> [Stored rows]
■ ■ ■ ■ ■

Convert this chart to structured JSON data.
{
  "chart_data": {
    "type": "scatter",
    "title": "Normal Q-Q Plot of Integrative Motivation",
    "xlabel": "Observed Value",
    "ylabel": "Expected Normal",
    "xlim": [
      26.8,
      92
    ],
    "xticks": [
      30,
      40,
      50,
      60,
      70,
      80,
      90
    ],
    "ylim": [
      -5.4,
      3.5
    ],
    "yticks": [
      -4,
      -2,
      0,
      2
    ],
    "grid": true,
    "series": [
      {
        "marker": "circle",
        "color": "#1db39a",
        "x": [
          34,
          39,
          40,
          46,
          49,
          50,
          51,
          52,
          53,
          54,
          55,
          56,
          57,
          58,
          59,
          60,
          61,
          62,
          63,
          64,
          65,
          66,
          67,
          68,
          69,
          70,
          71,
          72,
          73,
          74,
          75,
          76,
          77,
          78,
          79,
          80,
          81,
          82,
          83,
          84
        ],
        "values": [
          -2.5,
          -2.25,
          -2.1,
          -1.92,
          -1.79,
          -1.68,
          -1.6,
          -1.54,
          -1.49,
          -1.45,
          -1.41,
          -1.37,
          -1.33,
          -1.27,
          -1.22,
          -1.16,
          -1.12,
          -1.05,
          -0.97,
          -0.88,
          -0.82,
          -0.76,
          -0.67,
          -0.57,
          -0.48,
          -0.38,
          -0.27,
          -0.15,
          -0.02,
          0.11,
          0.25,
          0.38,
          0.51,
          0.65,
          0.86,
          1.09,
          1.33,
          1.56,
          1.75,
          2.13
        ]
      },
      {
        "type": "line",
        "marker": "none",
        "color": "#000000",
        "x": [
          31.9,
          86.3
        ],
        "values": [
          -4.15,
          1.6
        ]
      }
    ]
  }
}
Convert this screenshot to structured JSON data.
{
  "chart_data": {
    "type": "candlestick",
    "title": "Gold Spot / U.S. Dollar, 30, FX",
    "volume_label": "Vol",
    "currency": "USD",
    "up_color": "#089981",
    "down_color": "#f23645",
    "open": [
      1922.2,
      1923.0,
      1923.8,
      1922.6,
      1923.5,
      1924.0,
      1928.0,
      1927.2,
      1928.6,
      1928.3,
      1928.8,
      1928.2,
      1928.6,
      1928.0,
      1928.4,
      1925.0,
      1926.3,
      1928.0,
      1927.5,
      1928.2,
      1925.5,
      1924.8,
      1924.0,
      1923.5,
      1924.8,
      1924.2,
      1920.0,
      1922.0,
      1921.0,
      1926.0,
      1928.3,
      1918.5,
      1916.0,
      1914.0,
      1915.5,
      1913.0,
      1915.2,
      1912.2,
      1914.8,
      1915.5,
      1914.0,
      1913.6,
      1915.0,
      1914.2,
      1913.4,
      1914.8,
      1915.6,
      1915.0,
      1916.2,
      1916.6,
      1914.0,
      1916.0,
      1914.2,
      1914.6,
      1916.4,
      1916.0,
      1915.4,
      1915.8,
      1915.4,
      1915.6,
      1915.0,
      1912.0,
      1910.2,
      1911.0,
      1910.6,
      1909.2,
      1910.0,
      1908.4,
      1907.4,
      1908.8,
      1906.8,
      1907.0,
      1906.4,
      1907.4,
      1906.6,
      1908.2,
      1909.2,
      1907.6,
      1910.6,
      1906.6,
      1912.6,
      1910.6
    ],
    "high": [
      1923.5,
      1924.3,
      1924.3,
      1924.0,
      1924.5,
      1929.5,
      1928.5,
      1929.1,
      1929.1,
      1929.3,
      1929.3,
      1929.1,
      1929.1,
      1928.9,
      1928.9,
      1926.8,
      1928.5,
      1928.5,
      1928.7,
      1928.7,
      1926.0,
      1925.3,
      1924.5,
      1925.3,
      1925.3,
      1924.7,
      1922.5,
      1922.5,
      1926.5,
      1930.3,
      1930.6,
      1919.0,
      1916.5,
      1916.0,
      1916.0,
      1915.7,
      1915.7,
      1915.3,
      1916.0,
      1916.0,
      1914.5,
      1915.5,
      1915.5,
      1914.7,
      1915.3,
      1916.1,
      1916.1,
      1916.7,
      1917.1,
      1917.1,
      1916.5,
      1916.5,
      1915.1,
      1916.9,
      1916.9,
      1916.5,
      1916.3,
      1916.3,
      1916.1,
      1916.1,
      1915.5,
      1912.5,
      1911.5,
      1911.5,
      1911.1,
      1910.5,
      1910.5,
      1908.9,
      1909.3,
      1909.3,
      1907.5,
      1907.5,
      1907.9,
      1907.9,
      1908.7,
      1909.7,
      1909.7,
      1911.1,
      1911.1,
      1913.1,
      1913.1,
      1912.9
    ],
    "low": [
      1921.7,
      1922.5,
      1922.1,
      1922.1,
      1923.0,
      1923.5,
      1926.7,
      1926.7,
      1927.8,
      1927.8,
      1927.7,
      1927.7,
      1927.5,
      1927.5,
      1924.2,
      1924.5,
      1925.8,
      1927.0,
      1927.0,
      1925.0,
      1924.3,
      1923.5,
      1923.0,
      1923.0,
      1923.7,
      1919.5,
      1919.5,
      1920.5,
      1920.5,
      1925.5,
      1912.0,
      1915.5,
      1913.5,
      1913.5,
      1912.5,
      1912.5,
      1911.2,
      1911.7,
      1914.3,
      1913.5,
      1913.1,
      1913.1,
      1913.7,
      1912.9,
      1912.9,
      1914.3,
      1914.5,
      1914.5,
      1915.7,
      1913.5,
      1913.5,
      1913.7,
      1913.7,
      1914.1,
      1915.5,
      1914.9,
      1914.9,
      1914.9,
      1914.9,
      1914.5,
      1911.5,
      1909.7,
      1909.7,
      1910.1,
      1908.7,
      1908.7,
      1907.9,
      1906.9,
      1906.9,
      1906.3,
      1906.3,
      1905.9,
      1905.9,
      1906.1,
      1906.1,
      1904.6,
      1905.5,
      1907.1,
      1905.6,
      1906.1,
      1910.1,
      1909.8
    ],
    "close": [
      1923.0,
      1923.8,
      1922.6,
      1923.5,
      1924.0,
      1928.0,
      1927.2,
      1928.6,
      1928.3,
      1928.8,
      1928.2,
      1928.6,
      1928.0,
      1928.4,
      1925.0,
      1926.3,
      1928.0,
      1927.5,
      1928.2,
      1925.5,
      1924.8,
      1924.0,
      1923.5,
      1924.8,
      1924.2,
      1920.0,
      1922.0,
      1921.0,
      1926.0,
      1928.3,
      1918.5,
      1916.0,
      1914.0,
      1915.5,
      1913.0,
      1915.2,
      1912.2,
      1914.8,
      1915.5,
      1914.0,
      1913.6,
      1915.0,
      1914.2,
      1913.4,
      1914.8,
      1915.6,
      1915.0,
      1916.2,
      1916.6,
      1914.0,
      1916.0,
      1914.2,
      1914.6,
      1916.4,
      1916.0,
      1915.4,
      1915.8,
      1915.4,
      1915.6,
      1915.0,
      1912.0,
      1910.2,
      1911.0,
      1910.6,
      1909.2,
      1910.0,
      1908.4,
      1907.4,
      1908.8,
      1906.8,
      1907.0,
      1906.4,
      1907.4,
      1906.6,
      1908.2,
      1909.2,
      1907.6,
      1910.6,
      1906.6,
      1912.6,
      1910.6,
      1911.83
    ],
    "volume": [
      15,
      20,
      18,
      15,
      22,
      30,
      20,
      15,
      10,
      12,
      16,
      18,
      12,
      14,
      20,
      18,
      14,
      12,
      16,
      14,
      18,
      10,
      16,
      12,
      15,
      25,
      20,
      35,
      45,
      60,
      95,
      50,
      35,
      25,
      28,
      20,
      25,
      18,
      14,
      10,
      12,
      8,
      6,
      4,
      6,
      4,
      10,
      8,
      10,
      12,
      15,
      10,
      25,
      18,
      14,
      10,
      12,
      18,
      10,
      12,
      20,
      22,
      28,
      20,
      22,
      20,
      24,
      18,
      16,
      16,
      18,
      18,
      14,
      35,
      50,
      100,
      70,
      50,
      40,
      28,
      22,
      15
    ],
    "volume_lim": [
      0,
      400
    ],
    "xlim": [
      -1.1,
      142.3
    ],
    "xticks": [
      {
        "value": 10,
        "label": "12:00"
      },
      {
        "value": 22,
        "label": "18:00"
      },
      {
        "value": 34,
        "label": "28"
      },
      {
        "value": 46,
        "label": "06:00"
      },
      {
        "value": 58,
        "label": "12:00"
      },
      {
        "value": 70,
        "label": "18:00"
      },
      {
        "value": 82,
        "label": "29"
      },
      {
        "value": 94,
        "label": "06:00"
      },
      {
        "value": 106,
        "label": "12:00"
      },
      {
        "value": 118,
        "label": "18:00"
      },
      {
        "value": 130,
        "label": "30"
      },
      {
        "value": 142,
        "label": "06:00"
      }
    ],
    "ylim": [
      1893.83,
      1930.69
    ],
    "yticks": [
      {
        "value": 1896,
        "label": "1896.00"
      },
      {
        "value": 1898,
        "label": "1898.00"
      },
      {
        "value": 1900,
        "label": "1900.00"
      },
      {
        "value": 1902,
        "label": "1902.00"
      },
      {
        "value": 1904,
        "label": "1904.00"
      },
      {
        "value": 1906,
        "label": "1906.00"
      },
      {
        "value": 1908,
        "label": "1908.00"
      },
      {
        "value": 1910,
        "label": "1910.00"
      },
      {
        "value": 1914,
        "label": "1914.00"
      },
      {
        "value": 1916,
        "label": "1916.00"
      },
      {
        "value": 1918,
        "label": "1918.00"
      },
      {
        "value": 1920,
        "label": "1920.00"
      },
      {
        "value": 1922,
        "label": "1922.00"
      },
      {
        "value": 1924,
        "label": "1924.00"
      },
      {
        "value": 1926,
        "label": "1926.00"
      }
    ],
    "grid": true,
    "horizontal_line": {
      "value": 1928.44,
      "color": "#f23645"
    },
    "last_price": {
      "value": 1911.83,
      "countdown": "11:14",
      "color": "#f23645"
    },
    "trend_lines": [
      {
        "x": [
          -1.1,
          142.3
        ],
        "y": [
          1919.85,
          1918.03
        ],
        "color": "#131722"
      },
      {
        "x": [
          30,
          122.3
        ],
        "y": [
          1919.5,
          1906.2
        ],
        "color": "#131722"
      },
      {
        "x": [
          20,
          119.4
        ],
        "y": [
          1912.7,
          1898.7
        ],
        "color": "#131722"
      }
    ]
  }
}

■ ■ ■ ■ ■

> [Your objective]
Nothing but a number is needed here: how many lines hold the string "Convert"?

> [Solution to this task]
2